Gather all lines from the material that contain the word "xlabel".

━━ Dataset extract ━━

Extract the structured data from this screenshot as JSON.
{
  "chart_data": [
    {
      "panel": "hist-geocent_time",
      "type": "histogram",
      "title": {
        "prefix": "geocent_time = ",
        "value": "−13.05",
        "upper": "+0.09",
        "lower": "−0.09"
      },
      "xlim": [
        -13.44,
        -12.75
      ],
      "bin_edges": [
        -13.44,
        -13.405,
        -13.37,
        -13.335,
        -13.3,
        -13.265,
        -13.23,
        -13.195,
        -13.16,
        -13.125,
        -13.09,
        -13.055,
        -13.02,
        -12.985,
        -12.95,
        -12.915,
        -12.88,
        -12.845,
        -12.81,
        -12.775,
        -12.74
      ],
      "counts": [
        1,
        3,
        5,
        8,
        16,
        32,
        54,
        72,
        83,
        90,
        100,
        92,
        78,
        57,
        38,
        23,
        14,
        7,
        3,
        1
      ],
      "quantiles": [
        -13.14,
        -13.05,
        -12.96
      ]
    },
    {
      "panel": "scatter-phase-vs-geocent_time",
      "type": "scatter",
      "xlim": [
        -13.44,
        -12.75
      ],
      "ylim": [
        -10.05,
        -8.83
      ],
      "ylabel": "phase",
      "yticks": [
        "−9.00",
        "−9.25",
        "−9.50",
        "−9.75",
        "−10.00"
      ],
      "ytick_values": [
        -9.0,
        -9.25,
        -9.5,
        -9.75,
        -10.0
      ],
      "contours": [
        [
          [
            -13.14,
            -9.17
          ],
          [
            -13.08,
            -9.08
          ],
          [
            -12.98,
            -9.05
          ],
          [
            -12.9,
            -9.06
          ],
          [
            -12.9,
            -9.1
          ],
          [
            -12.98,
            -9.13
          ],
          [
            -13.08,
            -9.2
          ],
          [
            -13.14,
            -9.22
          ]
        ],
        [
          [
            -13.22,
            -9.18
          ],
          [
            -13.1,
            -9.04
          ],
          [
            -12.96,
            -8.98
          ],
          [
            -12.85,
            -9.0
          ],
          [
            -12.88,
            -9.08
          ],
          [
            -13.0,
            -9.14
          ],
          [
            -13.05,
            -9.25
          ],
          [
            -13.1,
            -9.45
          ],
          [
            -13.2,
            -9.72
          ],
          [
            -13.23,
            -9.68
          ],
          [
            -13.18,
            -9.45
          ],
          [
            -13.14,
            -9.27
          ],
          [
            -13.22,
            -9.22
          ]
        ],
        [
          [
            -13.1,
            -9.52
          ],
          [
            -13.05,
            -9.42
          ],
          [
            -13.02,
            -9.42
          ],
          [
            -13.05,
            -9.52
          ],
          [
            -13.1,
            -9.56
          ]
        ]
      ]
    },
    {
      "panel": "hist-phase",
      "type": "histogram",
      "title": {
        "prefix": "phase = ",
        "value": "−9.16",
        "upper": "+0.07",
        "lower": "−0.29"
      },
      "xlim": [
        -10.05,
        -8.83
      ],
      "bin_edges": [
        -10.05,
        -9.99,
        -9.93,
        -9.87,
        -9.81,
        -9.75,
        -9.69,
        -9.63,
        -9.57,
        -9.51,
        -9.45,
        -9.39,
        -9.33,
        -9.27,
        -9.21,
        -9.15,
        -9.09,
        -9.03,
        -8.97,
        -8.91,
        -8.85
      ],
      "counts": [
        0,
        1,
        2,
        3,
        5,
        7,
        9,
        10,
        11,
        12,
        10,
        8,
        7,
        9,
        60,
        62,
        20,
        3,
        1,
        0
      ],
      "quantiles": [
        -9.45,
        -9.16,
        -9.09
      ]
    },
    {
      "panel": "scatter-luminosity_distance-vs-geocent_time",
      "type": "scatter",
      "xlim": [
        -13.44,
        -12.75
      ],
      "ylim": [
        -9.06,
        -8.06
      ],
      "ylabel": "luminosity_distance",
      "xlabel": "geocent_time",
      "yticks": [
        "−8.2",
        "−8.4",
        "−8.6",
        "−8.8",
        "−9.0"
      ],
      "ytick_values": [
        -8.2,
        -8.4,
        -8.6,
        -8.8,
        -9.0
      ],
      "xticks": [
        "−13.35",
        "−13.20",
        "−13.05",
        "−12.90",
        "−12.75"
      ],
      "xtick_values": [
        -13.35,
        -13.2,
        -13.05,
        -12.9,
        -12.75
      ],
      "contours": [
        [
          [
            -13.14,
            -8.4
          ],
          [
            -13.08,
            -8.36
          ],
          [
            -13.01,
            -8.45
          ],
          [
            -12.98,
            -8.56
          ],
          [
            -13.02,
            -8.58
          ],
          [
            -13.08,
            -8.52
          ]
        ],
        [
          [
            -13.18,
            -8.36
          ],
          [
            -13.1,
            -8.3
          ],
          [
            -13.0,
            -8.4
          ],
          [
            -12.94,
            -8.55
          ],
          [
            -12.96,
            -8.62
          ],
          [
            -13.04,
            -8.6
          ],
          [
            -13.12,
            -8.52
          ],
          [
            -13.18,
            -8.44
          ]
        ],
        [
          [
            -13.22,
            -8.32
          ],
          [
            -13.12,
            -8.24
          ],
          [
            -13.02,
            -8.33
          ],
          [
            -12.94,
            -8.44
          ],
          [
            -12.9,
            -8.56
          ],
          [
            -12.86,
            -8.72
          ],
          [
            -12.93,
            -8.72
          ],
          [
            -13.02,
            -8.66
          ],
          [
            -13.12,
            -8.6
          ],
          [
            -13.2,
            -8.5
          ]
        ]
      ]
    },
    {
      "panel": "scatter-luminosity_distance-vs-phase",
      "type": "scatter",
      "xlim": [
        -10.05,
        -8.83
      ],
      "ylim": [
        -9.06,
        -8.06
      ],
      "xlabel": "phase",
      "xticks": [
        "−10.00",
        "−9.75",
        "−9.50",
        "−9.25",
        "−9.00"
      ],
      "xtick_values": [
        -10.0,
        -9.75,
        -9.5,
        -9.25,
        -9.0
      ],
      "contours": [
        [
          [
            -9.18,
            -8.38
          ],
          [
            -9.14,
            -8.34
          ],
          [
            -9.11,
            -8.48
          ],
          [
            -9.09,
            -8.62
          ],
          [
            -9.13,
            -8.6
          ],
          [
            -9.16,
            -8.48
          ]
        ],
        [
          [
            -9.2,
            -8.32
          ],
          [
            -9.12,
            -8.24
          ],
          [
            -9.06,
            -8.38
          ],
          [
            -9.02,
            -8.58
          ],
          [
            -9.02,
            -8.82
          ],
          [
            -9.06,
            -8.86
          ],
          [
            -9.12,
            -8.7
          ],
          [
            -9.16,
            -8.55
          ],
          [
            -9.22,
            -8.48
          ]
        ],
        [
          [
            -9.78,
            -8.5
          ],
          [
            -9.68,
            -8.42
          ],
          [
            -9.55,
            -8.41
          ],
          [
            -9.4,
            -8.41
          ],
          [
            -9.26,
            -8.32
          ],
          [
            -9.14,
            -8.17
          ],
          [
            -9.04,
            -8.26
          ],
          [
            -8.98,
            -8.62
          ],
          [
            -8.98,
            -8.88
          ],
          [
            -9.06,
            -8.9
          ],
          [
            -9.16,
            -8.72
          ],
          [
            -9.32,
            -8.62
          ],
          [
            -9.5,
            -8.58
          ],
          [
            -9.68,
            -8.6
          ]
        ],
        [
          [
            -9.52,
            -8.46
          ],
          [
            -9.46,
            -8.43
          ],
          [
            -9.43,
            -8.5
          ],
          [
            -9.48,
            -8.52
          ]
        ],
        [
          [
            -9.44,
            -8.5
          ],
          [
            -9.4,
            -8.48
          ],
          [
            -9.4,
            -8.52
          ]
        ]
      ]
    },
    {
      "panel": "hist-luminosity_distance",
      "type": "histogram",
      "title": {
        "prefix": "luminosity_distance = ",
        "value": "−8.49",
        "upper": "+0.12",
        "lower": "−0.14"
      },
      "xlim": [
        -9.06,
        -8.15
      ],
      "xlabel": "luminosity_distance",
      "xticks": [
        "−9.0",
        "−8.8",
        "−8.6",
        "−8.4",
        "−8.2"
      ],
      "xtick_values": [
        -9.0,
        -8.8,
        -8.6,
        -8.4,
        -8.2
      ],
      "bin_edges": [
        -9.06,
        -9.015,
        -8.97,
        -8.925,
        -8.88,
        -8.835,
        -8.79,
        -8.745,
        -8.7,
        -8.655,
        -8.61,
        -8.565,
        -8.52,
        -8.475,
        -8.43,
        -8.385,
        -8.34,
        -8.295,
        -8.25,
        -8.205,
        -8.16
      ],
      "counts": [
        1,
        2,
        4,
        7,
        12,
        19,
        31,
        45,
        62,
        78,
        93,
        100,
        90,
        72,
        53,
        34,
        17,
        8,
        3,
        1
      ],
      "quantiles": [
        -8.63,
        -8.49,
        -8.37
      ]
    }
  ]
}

━━━

### Task response:
      "xlabel": "geocent_time",
      "xlabel": "phase",
      "xlabel": "luminosity_distance",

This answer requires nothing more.